Document segment start

1. Field of the Invention
The present invention relates to receptacles generally and to retortable containers, in particular.
2. Description of the Related Art
Processes and devices for producing plastic containers of either a monolayer or laminated multilayers providing barriers to both gas and moisture are old and well-known in the food packaging industry. Conventionally, such processes include the steps of extruding sheets of plastic material, cutting blanks or billets from such sheets, heating the material to a desired temperature range, and pressure forming the material into food or beverage containers. Thereafter, the containers are sealed so that the contents may be stored for extended periods of time without spoilage.
Exemplary prior art methods and apparatuses were developed by the Shell Oil Company and patented between 1970 and 1986. Generally, this technology is known as solid-phase pressure forming (SPPF) because the container is formed under pressure while the plastic blank is hot but still in its solid (unmelted) phase. An exemplary nonretortable container made by this so-called SPPF technology was protected by U.S. Pat. No. 3,606,958 which issued on Sept. 21, 1971, in the name of Paul M. Coffman, and which was assigned to the Shell Oil Co. of New York.
The preferred method and apparatus used in SPPF technology extrudes plastic in long, thin (generally 0.030 to 0.100 inches) sheets for subsequent processing. However, SPPF technology is limited to forming containers while the plastic blanks are still in their solid phase, i.e. at temperatures below the crystalline melt point of the material.

Document segment end

● Your task
In the passage on retortable containers, how thick are the plastic sheets that SPPF technology generally extrudes? The lines that follow have nothing to do with the passage on retortable containers.

Data shown start

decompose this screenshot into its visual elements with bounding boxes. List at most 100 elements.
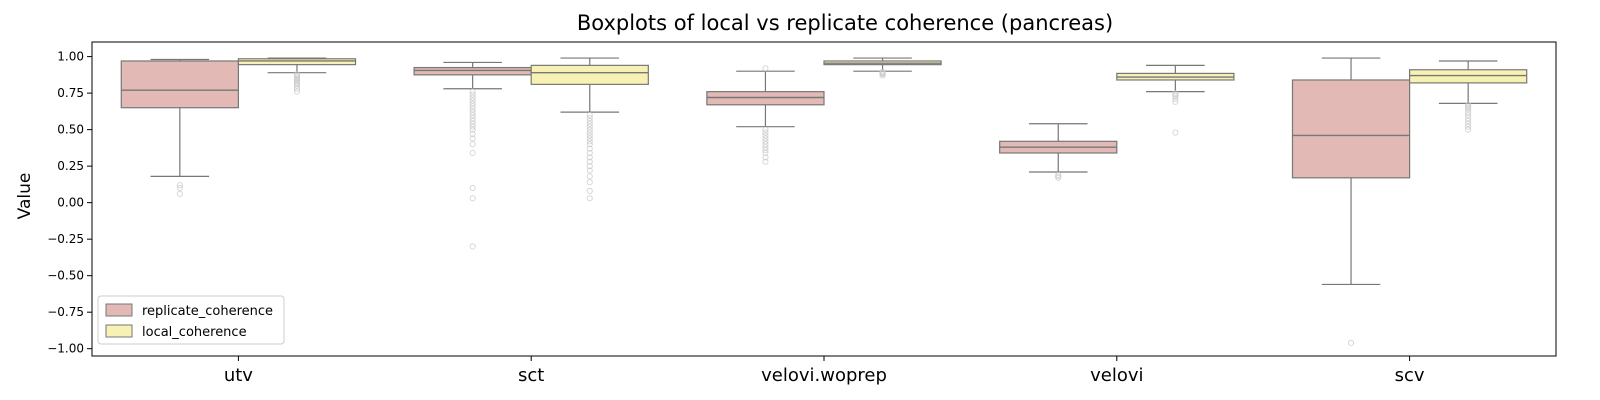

Data shown end

● Task result
Generally 0.030 to 0.100 inches.